◆ What you will do ◆
Rewrite the lines from the beginning of the records through the line containing "field-unit: m/s bbox=[299, 146, 311, 153]" as a numbered list, omitting any blank lines. Include only those lines.

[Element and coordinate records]
■ ■ ■ ■ ■
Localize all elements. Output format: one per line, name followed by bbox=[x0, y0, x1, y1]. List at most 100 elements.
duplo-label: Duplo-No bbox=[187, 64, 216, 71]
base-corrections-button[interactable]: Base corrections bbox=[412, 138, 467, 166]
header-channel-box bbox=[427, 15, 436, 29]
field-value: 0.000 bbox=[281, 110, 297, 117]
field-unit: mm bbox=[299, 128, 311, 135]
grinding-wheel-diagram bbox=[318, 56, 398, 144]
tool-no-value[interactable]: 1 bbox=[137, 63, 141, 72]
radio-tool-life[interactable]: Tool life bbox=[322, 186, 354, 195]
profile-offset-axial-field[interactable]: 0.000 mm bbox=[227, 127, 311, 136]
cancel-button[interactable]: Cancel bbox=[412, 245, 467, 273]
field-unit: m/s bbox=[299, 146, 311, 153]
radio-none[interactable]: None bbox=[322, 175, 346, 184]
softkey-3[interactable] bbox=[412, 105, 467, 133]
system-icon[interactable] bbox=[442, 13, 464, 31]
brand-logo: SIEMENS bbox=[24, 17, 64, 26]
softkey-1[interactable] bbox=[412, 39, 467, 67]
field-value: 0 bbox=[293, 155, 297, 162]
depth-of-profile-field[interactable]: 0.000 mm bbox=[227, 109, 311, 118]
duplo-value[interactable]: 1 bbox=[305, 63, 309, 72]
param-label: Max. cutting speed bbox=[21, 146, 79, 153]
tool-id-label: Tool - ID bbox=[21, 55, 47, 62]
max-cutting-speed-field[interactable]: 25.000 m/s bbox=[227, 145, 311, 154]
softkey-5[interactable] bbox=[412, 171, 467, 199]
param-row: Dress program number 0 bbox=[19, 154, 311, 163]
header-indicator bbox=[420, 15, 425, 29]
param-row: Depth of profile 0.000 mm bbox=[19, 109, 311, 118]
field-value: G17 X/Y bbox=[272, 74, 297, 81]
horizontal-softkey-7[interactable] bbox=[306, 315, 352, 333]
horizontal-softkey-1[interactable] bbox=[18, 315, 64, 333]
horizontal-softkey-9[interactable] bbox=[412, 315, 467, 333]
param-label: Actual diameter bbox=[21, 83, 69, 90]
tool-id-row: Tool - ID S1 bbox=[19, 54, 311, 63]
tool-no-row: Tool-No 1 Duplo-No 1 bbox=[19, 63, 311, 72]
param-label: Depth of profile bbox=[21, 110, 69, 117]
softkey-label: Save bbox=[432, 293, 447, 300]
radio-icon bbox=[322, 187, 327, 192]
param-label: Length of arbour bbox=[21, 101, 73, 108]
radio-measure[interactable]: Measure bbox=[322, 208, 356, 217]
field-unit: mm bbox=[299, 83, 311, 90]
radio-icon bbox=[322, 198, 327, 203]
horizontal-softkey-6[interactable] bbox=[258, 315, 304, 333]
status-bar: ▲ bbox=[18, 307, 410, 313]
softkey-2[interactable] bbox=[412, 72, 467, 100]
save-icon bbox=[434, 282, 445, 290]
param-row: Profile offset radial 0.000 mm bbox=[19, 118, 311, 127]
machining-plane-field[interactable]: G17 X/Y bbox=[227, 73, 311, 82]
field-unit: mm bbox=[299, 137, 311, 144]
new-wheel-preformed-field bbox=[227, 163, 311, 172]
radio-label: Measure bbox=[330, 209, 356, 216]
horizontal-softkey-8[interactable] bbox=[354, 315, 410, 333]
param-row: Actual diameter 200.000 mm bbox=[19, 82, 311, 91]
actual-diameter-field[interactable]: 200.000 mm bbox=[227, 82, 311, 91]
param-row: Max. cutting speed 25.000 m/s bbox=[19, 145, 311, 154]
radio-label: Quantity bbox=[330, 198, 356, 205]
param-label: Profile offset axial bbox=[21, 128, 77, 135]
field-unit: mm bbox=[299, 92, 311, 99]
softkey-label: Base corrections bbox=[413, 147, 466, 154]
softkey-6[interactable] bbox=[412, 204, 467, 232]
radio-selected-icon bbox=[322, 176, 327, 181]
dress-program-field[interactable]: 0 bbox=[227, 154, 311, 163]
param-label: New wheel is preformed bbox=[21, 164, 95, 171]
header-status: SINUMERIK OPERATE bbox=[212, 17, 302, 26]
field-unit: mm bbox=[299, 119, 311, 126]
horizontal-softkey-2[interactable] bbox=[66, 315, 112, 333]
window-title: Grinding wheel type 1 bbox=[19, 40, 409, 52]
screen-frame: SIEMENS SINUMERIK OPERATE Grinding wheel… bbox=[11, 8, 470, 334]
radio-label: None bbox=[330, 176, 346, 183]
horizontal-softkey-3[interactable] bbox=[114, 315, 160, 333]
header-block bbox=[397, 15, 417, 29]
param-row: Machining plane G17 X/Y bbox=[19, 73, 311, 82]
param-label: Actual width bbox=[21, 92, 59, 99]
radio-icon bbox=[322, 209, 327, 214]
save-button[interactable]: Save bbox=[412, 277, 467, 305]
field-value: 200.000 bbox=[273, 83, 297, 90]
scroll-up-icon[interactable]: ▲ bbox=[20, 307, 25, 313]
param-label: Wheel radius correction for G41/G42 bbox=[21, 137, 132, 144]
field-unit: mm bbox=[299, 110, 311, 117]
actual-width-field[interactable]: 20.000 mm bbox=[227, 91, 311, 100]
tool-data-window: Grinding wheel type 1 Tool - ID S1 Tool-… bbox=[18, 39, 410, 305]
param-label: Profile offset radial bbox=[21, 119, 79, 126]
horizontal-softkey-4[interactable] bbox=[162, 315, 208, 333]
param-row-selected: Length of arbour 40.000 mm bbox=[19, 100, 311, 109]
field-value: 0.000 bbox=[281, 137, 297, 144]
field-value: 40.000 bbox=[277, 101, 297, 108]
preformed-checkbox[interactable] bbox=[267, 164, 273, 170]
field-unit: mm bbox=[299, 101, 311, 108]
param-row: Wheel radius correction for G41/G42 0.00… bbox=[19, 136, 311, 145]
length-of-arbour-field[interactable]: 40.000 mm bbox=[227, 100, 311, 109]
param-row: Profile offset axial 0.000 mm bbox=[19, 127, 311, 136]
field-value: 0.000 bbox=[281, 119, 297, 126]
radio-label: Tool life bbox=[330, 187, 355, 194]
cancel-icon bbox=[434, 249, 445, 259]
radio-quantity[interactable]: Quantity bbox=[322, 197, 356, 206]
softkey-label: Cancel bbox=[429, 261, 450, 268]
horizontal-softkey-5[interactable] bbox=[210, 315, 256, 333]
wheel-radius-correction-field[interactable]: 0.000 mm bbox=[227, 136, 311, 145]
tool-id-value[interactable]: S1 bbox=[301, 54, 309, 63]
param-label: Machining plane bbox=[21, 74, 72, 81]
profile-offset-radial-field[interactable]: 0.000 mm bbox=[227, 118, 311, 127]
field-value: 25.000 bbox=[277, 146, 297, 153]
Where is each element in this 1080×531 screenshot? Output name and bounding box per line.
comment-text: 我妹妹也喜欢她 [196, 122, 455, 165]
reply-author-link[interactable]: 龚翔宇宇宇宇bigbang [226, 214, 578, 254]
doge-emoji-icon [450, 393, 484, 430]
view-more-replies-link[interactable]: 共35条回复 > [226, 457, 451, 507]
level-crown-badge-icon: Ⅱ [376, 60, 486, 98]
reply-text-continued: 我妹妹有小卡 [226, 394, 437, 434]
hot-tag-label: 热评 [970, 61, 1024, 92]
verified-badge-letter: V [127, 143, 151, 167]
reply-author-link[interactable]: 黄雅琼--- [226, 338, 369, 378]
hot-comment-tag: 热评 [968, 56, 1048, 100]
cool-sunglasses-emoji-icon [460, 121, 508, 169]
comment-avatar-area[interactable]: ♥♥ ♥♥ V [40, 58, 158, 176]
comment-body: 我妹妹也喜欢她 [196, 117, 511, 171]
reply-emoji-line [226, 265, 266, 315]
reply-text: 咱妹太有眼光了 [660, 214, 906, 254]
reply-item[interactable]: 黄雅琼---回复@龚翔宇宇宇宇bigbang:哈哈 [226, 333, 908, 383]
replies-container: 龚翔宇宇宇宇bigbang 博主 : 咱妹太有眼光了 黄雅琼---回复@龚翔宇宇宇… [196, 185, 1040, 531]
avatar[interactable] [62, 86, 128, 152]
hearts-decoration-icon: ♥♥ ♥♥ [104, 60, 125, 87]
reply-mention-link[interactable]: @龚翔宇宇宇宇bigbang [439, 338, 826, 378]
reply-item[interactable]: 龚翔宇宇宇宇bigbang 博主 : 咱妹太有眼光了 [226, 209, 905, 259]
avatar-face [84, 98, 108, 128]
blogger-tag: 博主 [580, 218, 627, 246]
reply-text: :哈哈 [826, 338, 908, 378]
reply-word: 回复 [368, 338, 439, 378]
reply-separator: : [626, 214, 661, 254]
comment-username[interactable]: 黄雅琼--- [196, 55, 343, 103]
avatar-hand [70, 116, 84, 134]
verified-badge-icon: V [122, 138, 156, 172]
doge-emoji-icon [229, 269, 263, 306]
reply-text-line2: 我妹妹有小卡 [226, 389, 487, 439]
■ ■ ■ ■ ■
◆ The solution ◆
1. Localize all elements. Output format: one per line, name followed by bbox=[x0, y0, x1, y1]. List at most 100 elements.
2. duplo-label: Duplo-No bbox=[187, 64, 216, 71]
3. base-corrections-button[interactable]: Base corrections bbox=[412, 138, 467, 166]
4. header-channel-box bbox=[427, 15, 436, 29]
5. field-value: 0.000 bbox=[281, 110, 297, 117]
6. field-unit: mm bbox=[299, 128, 311, 135]
7. grinding-wheel-diagram bbox=[318, 56, 398, 144]
8. tool-no-value[interactable]: 1 bbox=[137, 63, 141, 72]
9. radio-tool-life[interactable]: Tool life bbox=[322, 186, 354, 195]
10. profile-offset-axial-field[interactable]: 0.000 mm bbox=[227, 127, 311, 136]
11. cancel-button[interactable]: Cancel bbox=[412, 245, 467, 273]
12. field-unit: m/s bbox=[299, 146, 311, 153]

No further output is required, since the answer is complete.